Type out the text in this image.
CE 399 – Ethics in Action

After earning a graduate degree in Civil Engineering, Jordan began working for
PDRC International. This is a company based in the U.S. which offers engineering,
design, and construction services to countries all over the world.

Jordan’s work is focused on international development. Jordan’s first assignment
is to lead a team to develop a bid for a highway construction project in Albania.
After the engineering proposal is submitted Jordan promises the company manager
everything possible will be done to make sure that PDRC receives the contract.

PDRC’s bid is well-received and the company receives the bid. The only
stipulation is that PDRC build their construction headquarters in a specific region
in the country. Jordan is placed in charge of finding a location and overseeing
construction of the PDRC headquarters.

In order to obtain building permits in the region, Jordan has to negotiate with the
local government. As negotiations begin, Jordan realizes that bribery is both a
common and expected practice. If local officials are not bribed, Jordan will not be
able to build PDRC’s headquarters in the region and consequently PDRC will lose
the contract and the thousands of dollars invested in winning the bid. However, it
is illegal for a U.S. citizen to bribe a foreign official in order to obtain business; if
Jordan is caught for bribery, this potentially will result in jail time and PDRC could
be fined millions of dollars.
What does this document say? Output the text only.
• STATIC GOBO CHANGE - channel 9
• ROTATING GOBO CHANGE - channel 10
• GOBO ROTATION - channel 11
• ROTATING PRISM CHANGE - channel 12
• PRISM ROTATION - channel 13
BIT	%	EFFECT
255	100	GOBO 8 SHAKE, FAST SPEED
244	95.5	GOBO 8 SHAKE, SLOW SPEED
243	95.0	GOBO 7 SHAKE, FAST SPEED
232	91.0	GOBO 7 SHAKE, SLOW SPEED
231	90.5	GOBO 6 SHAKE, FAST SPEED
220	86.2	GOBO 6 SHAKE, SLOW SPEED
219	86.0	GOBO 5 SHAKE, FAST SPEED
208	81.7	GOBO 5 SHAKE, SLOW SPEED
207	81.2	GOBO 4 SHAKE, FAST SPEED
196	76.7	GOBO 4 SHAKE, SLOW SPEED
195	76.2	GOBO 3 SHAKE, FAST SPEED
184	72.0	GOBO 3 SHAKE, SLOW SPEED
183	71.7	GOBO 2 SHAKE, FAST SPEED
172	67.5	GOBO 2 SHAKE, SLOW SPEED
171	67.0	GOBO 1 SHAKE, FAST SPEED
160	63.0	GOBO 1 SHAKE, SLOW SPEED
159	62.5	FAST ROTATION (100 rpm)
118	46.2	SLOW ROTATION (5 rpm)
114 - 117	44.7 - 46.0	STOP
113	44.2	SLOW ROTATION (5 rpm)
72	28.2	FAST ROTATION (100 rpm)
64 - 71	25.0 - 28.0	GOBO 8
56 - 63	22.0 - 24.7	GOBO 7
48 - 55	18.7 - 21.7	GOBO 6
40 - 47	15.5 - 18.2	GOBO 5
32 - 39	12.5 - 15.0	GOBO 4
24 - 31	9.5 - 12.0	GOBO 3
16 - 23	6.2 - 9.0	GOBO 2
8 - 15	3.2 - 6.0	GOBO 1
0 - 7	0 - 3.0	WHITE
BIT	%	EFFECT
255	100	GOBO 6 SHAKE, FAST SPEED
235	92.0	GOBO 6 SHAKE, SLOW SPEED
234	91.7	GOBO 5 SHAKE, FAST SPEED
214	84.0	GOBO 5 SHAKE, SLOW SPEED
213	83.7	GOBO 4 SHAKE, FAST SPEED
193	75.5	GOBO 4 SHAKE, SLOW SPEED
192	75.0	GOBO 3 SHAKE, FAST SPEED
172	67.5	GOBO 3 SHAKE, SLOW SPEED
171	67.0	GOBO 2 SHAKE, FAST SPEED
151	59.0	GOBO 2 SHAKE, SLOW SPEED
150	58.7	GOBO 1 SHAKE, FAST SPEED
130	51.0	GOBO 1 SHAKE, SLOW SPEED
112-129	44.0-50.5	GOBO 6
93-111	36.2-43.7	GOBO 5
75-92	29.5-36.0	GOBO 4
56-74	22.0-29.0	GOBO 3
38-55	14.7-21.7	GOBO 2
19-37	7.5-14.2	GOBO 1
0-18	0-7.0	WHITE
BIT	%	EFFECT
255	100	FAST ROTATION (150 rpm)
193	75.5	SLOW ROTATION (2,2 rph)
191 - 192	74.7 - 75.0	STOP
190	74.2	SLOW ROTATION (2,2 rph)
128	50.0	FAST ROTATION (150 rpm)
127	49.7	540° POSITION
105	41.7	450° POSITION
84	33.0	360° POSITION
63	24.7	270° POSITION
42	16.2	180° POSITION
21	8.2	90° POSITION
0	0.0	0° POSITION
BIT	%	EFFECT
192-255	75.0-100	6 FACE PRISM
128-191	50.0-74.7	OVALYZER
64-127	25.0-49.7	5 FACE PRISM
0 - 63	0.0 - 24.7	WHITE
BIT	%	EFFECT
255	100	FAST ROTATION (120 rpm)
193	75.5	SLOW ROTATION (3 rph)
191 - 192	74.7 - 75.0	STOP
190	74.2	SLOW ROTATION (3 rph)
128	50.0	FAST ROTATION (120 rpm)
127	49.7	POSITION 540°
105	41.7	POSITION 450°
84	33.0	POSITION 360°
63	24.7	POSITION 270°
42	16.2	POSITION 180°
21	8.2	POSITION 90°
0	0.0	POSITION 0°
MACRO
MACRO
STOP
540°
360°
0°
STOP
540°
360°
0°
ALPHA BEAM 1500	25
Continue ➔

Prompt: For this exercise, gather every line of the data that contains the word "receives".

Answer to this problem:
everything possible will be done to make sure that PDRC receives the contract.
PDRC’s bid is well-received and the company receives the bid. The only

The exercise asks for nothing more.